## GIVEN TASK
The required output is a single number: how many lines of the material contain the string "value".
-- Begin RECORDS TO PROCESS --
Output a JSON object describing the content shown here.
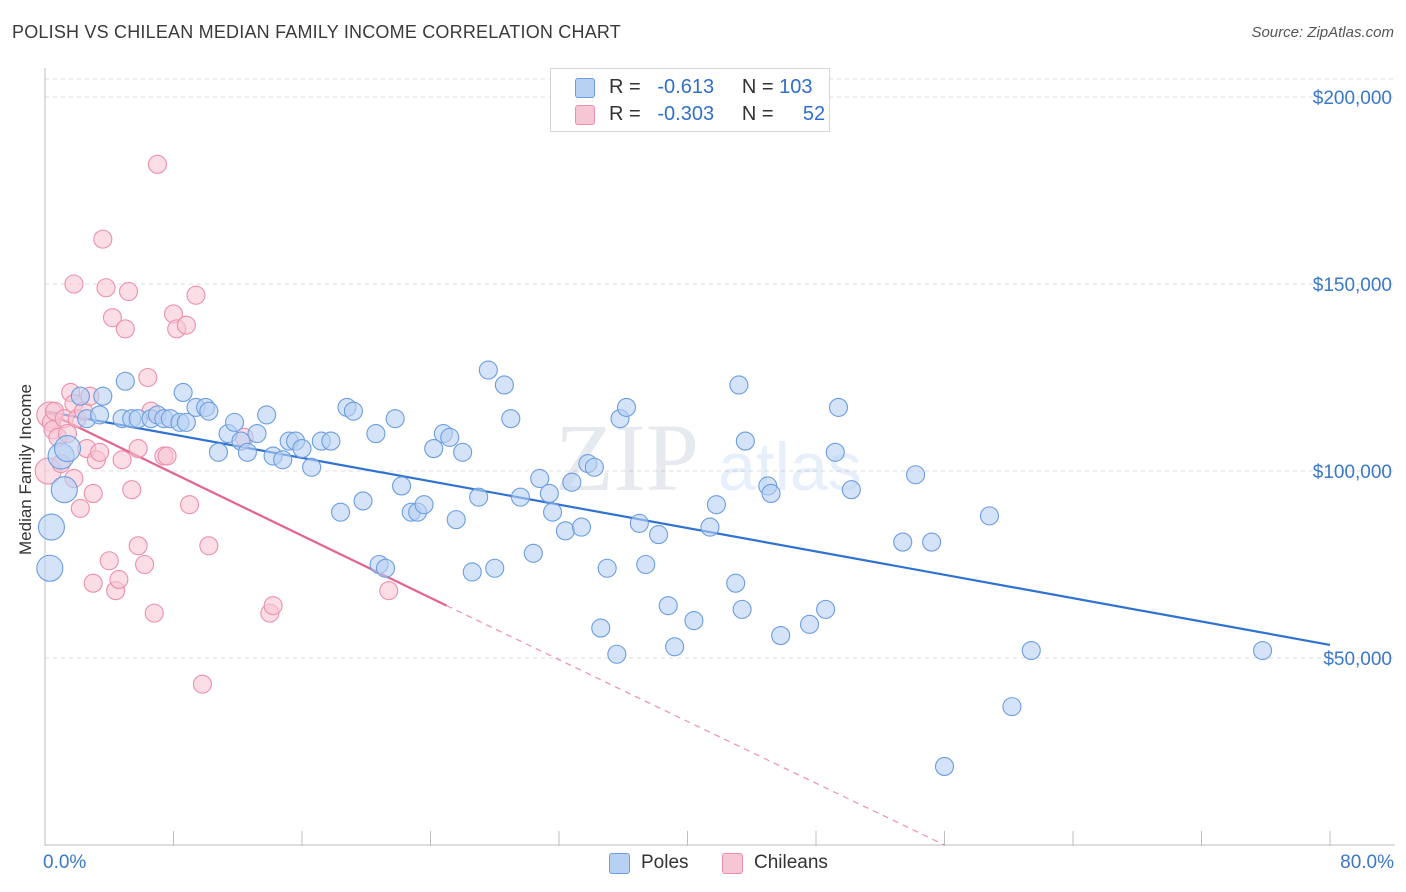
{
  "header": {
    "title": "POLISH VS CHILEAN MEDIAN FAMILY INCOME CORRELATION CHART",
    "source": "Source: ZipAtlas.com"
  },
  "legend": {
    "r_label": "R =",
    "n_label": "N =",
    "rows": [
      {
        "name": "Poles",
        "r": "-0.613",
        "n": "103"
      },
      {
        "name": "Chileans",
        "r": "-0.303",
        "n": "52"
      }
    ]
  },
  "colors": {
    "poles_fill": "#b8d1f3",
    "poles_stroke": "#6b9de0",
    "poles_line": "#2f72d0",
    "chileans_fill": "#f7c6d4",
    "chileans_stroke": "#ec8fab",
    "chileans_line": "#e2658f",
    "tick_text": "#3a78c9",
    "grid": "#dddddd"
  },
  "watermark": {
    "zip": "ZIP",
    "atlas": "atlas"
  },
  "chart_data": {
    "type": "scatter",
    "title": "POLISH VS CHILEAN MEDIAN FAMILY INCOME CORRELATION CHART",
    "xlabel": "",
    "ylabel": "Median Family Income",
    "x_unit": "%",
    "xlim": [
      0,
      80
    ],
    "ylim": [
      0,
      210000
    ],
    "x_ticks_labels": {
      "left": "0.0%",
      "right": "80.0%"
    },
    "y_ticks": [
      {
        "value": 50000,
        "label": "$50,000"
      },
      {
        "value": 100000,
        "label": "$100,000"
      },
      {
        "value": 150000,
        "label": "$150,000"
      },
      {
        "value": 200000,
        "label": "$200,000"
      }
    ],
    "series": [
      {
        "name": "Poles",
        "r": -0.613,
        "n": 103,
        "trend": {
          "x0": 0,
          "y0": 116000,
          "x1": 80,
          "y1": 53500
        },
        "points": [
          [
            0.3,
            74000
          ],
          [
            0.4,
            85000
          ],
          [
            1.0,
            104000
          ],
          [
            1.2,
            95000
          ],
          [
            1.4,
            106000
          ],
          [
            2.2,
            120000
          ],
          [
            2.6,
            114000
          ],
          [
            3.4,
            115000
          ],
          [
            3.6,
            120000
          ],
          [
            4.8,
            114000
          ],
          [
            5.0,
            124000
          ],
          [
            5.4,
            114000
          ],
          [
            5.8,
            114000
          ],
          [
            6.6,
            114000
          ],
          [
            7.0,
            115000
          ],
          [
            7.4,
            114000
          ],
          [
            7.8,
            114000
          ],
          [
            8.4,
            113000
          ],
          [
            8.6,
            121000
          ],
          [
            8.8,
            113000
          ],
          [
            9.4,
            117000
          ],
          [
            10.0,
            117000
          ],
          [
            10.2,
            116000
          ],
          [
            10.8,
            105000
          ],
          [
            11.4,
            110000
          ],
          [
            11.8,
            113000
          ],
          [
            12.2,
            108000
          ],
          [
            12.6,
            105000
          ],
          [
            13.2,
            110000
          ],
          [
            13.8,
            115000
          ],
          [
            14.2,
            104000
          ],
          [
            14.8,
            103000
          ],
          [
            15.2,
            108000
          ],
          [
            15.6,
            108000
          ],
          [
            16.0,
            106000
          ],
          [
            16.6,
            101000
          ],
          [
            17.2,
            108000
          ],
          [
            17.8,
            108000
          ],
          [
            18.4,
            89000
          ],
          [
            18.8,
            117000
          ],
          [
            19.2,
            116000
          ],
          [
            19.8,
            92000
          ],
          [
            20.6,
            110000
          ],
          [
            20.8,
            75000
          ],
          [
            21.2,
            74000
          ],
          [
            21.8,
            114000
          ],
          [
            22.2,
            96000
          ],
          [
            22.8,
            89000
          ],
          [
            23.2,
            89000
          ],
          [
            23.6,
            91000
          ],
          [
            24.2,
            106000
          ],
          [
            24.8,
            110000
          ],
          [
            25.2,
            109000
          ],
          [
            25.6,
            87000
          ],
          [
            26.0,
            105000
          ],
          [
            26.6,
            73000
          ],
          [
            27.0,
            93000
          ],
          [
            27.6,
            127000
          ],
          [
            28.0,
            74000
          ],
          [
            28.6,
            123000
          ],
          [
            29.0,
            114000
          ],
          [
            29.6,
            93000
          ],
          [
            30.4,
            78000
          ],
          [
            30.8,
            98000
          ],
          [
            31.4,
            94000
          ],
          [
            31.6,
            89000
          ],
          [
            32.4,
            84000
          ],
          [
            32.8,
            97000
          ],
          [
            33.4,
            85000
          ],
          [
            33.8,
            102000
          ],
          [
            34.2,
            101000
          ],
          [
            34.6,
            58000
          ],
          [
            35.0,
            74000
          ],
          [
            35.6,
            51000
          ],
          [
            35.8,
            114000
          ],
          [
            36.2,
            117000
          ],
          [
            37.0,
            86000
          ],
          [
            37.4,
            75000
          ],
          [
            38.2,
            83000
          ],
          [
            38.8,
            64000
          ],
          [
            39.2,
            53000
          ],
          [
            40.4,
            60000
          ],
          [
            41.4,
            85000
          ],
          [
            41.8,
            91000
          ],
          [
            43.0,
            70000
          ],
          [
            43.2,
            123000
          ],
          [
            43.4,
            63000
          ],
          [
            43.6,
            108000
          ],
          [
            45.0,
            96000
          ],
          [
            45.2,
            94000
          ],
          [
            45.8,
            56000
          ],
          [
            47.6,
            59000
          ],
          [
            48.6,
            63000
          ],
          [
            49.2,
            105000
          ],
          [
            49.4,
            117000
          ],
          [
            50.2,
            95000
          ],
          [
            53.4,
            81000
          ],
          [
            54.2,
            99000
          ],
          [
            55.2,
            81000
          ],
          [
            56.0,
            21000
          ],
          [
            58.8,
            88000
          ],
          [
            60.2,
            37000
          ],
          [
            61.4,
            52000
          ],
          [
            75.8,
            52000
          ]
        ]
      },
      {
        "name": "Chileans",
        "r": -0.303,
        "n": 52,
        "trend": {
          "x0": 0,
          "y0": 116000,
          "x1": 25,
          "y1": 64000
        },
        "trend_dashed_to": {
          "x": 56,
          "y": 0
        },
        "points": [
          [
            0.2,
            100000
          ],
          [
            0.3,
            115000
          ],
          [
            0.4,
            113000
          ],
          [
            0.5,
            111000
          ],
          [
            0.6,
            116000
          ],
          [
            0.8,
            109000
          ],
          [
            1.0,
            102000
          ],
          [
            1.2,
            114000
          ],
          [
            1.4,
            110000
          ],
          [
            1.6,
            121000
          ],
          [
            1.8,
            98000
          ],
          [
            1.8,
            118000
          ],
          [
            1.8,
            150000
          ],
          [
            2.0,
            114000
          ],
          [
            2.2,
            90000
          ],
          [
            2.4,
            116000
          ],
          [
            2.6,
            106000
          ],
          [
            2.8,
            120000
          ],
          [
            3.0,
            94000
          ],
          [
            3.0,
            70000
          ],
          [
            3.2,
            103000
          ],
          [
            3.4,
            105000
          ],
          [
            3.6,
            162000
          ],
          [
            3.8,
            149000
          ],
          [
            4.0,
            76000
          ],
          [
            4.2,
            141000
          ],
          [
            4.4,
            68000
          ],
          [
            4.6,
            71000
          ],
          [
            4.8,
            103000
          ],
          [
            5.0,
            138000
          ],
          [
            5.2,
            148000
          ],
          [
            5.4,
            95000
          ],
          [
            5.8,
            106000
          ],
          [
            5.8,
            80000
          ],
          [
            6.2,
            75000
          ],
          [
            6.4,
            125000
          ],
          [
            6.6,
            116000
          ],
          [
            6.8,
            62000
          ],
          [
            7.0,
            182000
          ],
          [
            7.4,
            104000
          ],
          [
            7.6,
            104000
          ],
          [
            8.0,
            142000
          ],
          [
            8.2,
            138000
          ],
          [
            8.8,
            139000
          ],
          [
            9.0,
            91000
          ],
          [
            9.4,
            147000
          ],
          [
            9.8,
            43000
          ],
          [
            10.2,
            80000
          ],
          [
            12.4,
            109000
          ],
          [
            14.0,
            62000
          ],
          [
            14.2,
            64000
          ],
          [
            21.4,
            68000
          ]
        ]
      }
    ]
  }
}
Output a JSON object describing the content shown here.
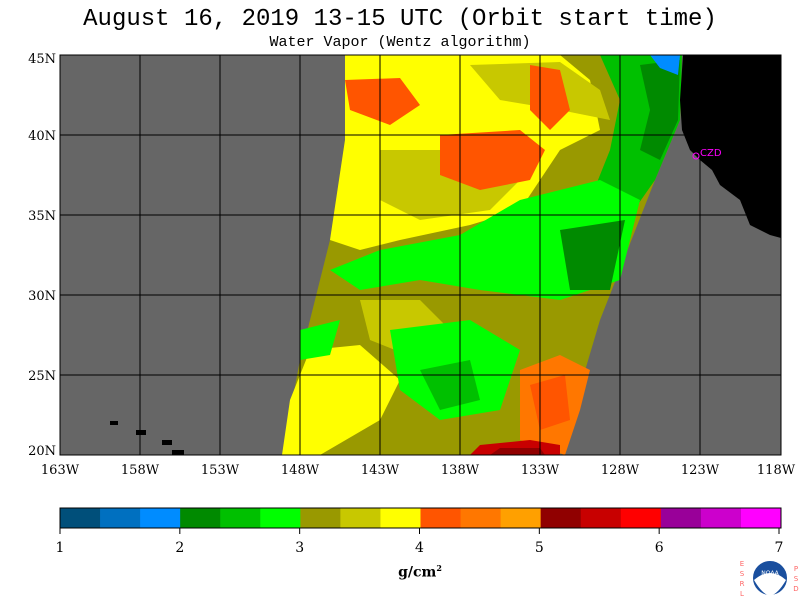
-- End RECORDS TO PROCESS --
## FINISHED TASK
4